# Goal of the exercise
Copy out each line of the data holding "数据结构".

# Listing
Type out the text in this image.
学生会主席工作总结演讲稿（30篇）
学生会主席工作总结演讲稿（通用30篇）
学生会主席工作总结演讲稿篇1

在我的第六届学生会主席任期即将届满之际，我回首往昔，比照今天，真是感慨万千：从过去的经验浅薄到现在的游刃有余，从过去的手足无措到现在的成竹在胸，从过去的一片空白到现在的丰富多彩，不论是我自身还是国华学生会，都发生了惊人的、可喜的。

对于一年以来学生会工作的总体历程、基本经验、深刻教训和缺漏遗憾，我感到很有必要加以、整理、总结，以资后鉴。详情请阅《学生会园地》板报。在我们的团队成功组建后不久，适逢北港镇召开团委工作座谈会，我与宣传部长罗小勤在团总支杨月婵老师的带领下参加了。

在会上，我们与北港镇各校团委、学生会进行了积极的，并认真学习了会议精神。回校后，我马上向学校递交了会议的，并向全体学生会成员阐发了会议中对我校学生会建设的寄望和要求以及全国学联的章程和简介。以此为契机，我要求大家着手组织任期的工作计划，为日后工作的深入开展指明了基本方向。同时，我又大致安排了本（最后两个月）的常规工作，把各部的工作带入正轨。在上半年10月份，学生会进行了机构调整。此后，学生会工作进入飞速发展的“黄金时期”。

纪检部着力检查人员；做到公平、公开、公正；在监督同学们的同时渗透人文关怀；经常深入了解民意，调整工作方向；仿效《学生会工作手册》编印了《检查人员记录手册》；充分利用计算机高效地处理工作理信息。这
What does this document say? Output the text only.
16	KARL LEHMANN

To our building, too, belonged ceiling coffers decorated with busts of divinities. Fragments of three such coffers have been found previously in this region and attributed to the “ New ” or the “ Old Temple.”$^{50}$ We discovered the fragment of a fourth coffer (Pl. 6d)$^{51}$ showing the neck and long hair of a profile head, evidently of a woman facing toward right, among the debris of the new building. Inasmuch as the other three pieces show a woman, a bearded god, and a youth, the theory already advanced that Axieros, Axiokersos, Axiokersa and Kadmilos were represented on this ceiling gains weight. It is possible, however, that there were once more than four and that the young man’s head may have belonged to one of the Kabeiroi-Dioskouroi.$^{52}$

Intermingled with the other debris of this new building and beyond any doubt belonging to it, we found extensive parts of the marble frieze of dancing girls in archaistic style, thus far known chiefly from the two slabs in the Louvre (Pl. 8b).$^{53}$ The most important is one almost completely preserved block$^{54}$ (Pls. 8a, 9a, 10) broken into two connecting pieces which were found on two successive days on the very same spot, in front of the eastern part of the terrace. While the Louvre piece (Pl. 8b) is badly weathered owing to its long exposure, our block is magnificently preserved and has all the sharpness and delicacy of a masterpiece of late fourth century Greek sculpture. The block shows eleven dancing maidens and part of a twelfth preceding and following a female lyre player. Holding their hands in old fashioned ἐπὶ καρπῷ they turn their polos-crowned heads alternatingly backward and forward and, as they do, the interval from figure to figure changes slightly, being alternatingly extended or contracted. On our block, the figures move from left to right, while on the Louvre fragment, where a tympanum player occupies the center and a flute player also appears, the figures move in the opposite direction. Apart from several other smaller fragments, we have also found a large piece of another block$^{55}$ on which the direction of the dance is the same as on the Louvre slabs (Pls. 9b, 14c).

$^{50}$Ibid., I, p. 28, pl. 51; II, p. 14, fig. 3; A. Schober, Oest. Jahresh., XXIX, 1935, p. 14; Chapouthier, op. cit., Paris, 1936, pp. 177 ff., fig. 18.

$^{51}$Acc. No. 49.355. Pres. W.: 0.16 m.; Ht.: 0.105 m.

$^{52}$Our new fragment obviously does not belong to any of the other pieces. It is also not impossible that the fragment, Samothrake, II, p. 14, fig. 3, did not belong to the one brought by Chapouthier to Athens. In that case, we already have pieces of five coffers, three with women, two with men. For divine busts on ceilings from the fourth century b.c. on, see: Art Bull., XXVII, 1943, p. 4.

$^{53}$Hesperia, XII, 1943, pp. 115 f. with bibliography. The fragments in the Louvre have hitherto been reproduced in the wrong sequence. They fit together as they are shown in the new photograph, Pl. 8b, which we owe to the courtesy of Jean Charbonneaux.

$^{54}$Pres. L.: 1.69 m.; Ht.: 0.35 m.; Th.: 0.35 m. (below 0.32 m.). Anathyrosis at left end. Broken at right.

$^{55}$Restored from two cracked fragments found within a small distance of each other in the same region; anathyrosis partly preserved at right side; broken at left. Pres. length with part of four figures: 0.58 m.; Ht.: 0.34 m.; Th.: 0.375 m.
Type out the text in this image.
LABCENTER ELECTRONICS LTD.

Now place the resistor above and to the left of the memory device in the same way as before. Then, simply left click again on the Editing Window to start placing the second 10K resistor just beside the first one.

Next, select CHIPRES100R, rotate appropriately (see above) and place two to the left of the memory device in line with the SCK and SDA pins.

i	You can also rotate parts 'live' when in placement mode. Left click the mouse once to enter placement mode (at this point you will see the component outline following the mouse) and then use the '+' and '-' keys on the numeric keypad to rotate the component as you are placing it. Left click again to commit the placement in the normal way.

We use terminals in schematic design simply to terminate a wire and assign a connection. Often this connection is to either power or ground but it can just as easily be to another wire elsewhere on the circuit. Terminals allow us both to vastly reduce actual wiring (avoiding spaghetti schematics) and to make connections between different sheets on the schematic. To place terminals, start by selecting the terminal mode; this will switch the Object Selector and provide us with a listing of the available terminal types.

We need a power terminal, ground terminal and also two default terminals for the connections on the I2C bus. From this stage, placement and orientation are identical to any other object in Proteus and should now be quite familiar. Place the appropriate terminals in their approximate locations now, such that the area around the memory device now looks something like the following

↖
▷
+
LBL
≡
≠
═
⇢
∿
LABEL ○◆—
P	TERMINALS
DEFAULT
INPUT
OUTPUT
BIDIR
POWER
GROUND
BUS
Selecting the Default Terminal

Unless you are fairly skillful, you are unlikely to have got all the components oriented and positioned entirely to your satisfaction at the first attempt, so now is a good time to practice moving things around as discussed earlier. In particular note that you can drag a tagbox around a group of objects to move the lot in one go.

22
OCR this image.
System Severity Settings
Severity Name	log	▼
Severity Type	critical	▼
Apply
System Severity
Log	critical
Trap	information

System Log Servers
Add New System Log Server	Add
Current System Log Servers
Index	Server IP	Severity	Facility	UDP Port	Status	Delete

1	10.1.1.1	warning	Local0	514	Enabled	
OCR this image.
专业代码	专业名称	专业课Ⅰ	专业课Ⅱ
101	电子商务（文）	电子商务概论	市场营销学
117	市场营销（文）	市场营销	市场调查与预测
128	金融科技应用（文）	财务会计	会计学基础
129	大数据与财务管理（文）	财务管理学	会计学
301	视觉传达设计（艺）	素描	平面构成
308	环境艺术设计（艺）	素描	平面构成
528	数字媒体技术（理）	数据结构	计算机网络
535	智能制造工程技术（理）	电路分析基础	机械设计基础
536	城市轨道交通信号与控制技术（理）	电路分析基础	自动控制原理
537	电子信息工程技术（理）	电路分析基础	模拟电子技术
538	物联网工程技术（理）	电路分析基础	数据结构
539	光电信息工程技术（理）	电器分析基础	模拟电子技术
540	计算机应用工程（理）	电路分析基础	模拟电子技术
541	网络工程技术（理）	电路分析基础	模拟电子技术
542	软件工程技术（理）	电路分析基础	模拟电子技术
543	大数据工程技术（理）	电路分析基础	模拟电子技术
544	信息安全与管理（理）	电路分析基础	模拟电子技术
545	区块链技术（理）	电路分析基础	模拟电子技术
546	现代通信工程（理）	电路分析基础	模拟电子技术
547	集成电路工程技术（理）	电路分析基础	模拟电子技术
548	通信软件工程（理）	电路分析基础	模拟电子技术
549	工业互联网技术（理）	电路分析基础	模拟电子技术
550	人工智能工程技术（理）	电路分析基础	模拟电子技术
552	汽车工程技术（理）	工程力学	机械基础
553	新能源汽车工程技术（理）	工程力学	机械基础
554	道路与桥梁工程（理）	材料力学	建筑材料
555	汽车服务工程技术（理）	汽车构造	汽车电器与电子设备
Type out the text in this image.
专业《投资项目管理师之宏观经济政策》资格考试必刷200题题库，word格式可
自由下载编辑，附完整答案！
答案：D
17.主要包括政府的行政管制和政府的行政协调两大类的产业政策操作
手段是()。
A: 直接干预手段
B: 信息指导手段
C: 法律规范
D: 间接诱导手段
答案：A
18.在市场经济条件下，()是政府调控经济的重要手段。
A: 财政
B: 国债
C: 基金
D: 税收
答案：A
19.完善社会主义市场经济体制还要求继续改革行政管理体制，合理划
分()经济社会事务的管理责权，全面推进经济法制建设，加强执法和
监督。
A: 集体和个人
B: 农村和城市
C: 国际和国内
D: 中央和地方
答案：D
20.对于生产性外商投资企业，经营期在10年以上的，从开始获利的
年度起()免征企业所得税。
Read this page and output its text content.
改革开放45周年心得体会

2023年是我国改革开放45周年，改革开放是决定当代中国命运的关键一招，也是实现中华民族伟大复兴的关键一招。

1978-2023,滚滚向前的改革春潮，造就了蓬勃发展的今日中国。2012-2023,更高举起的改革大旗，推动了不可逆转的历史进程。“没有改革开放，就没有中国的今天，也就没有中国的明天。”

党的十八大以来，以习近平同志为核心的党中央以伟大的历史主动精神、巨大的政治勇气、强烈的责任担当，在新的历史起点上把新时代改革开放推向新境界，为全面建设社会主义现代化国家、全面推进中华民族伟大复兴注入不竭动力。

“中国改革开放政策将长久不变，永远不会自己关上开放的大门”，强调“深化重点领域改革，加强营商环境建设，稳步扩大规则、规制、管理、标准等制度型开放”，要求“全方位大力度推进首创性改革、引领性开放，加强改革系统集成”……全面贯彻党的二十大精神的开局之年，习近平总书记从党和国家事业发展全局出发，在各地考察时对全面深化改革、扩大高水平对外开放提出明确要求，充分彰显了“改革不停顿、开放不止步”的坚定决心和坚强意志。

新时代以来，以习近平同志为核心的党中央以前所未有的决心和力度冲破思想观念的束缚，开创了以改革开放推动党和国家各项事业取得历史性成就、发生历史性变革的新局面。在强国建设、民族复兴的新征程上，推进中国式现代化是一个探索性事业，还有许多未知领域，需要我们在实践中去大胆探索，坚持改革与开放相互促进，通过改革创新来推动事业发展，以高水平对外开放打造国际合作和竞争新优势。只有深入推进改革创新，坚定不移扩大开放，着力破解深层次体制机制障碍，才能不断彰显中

# Worked answer
528	数字媒体技术（理）	数据结构	计算机网络
538	物联网工程技术（理）	电路分析基础	数据结构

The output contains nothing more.